Supplied data
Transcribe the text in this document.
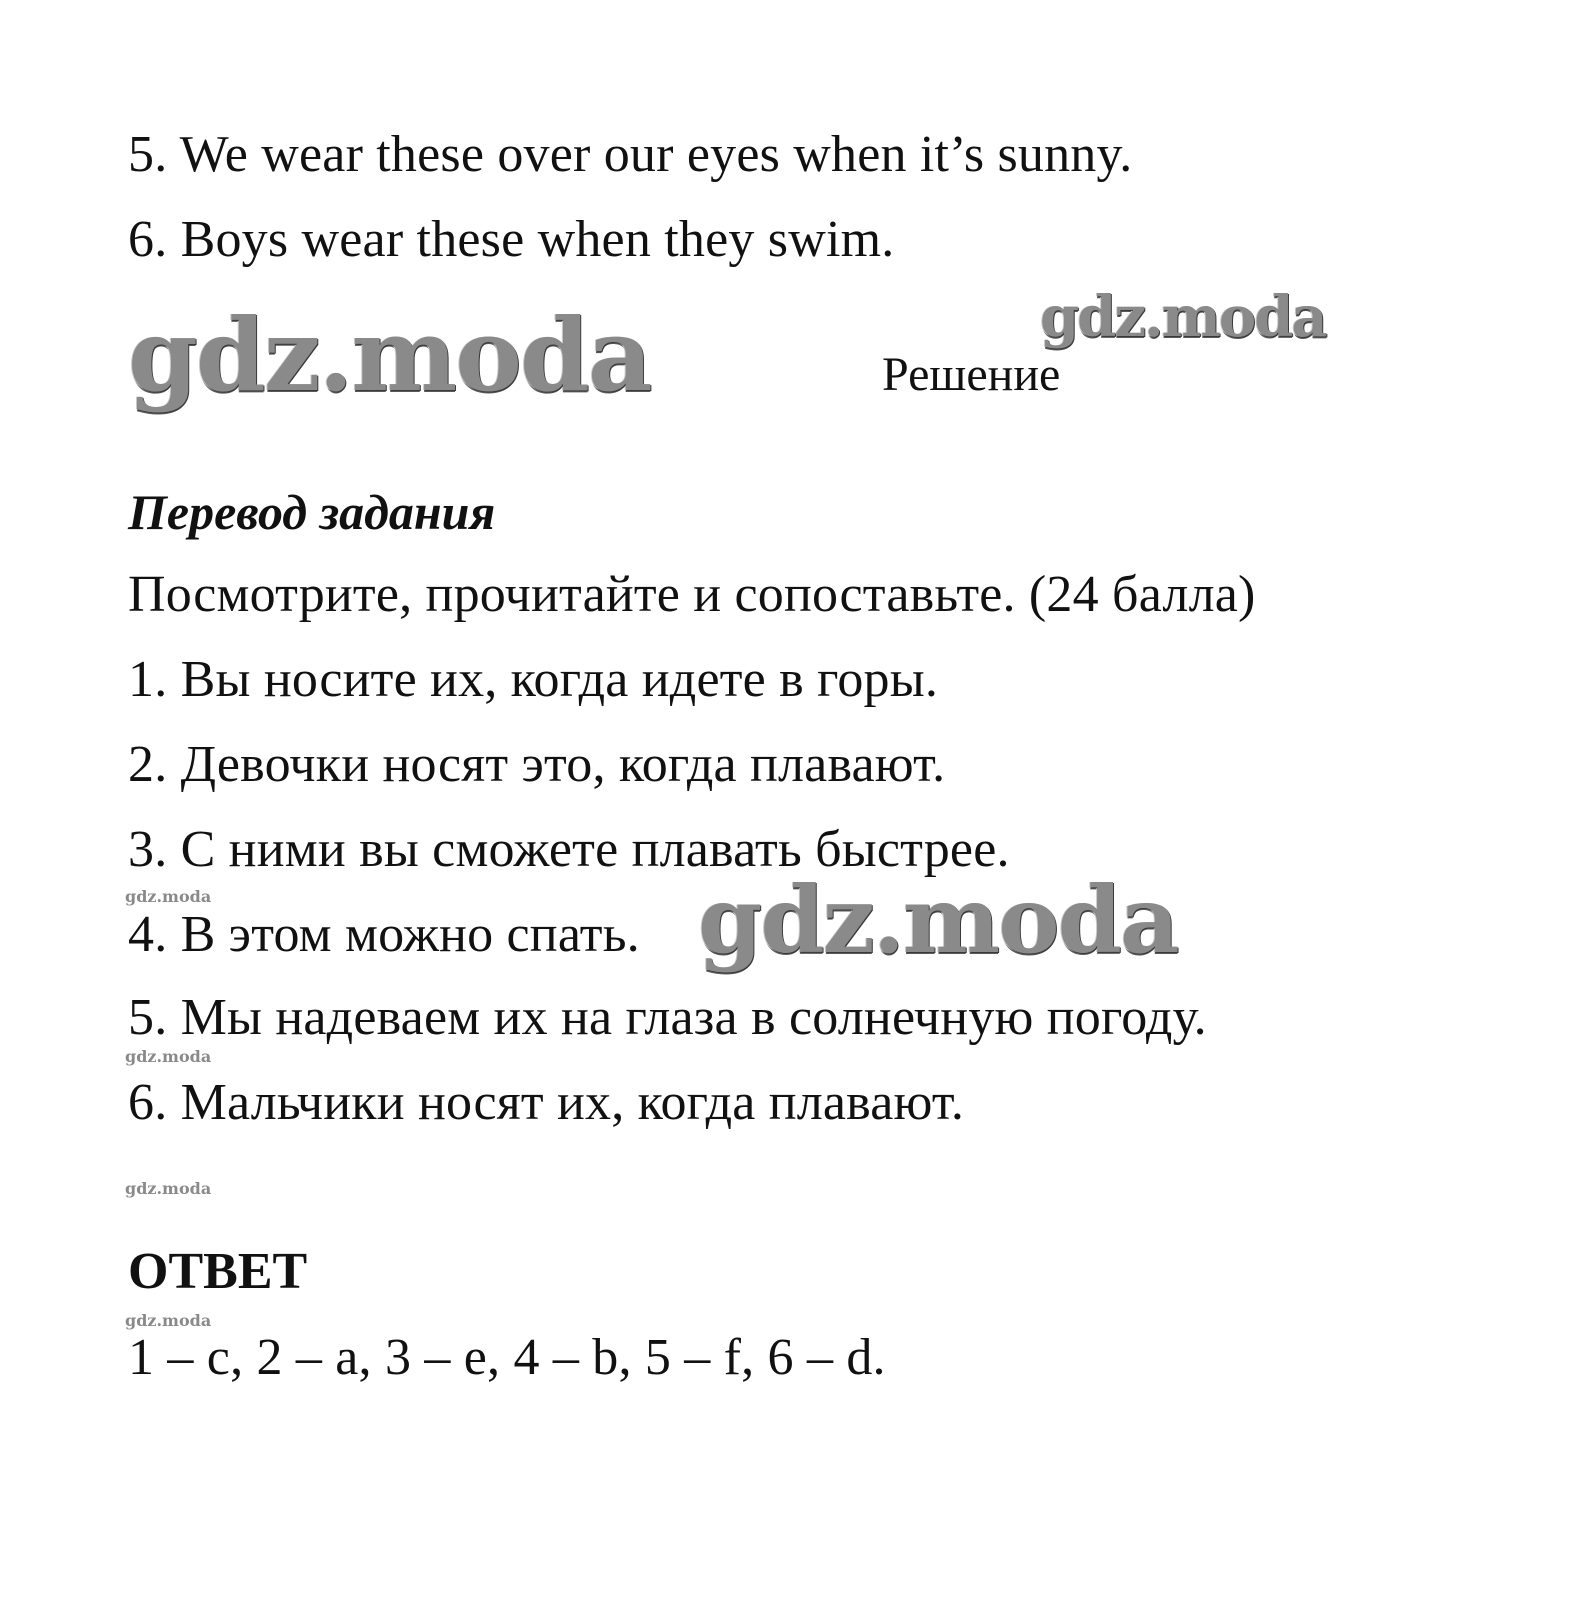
5. We wear these over our eyes when it’s sunny.
6. Boys wear these when they swim.
gdz.moda	gdz.moda
Решение
Перевод задания
Посмотрите, прочитайте и сопоставьте. (24 балла)
1. Вы носите их, когда идете в горы.
2. Девочки носят это, когда плавают.
3. С ними вы сможете плавать быстрее.
gdz.moda
4. В этом можно спать. gdz.moda
5. Мы надеваем их на глаза в солнечную погоду.
gdz.moda
6. Мальчики носят их, когда плавают.
gdz.moda
ОТВЕТ
gdz.moda
1 – c, 2 – a, 3 – e, 4 – b, 5 – f, 6 – d.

Work to do
From the data above, gather every line that includes the word "wear".

Correct response
5. We wear these over our eyes when it’s sunny.
6. Boys wear these when they swim.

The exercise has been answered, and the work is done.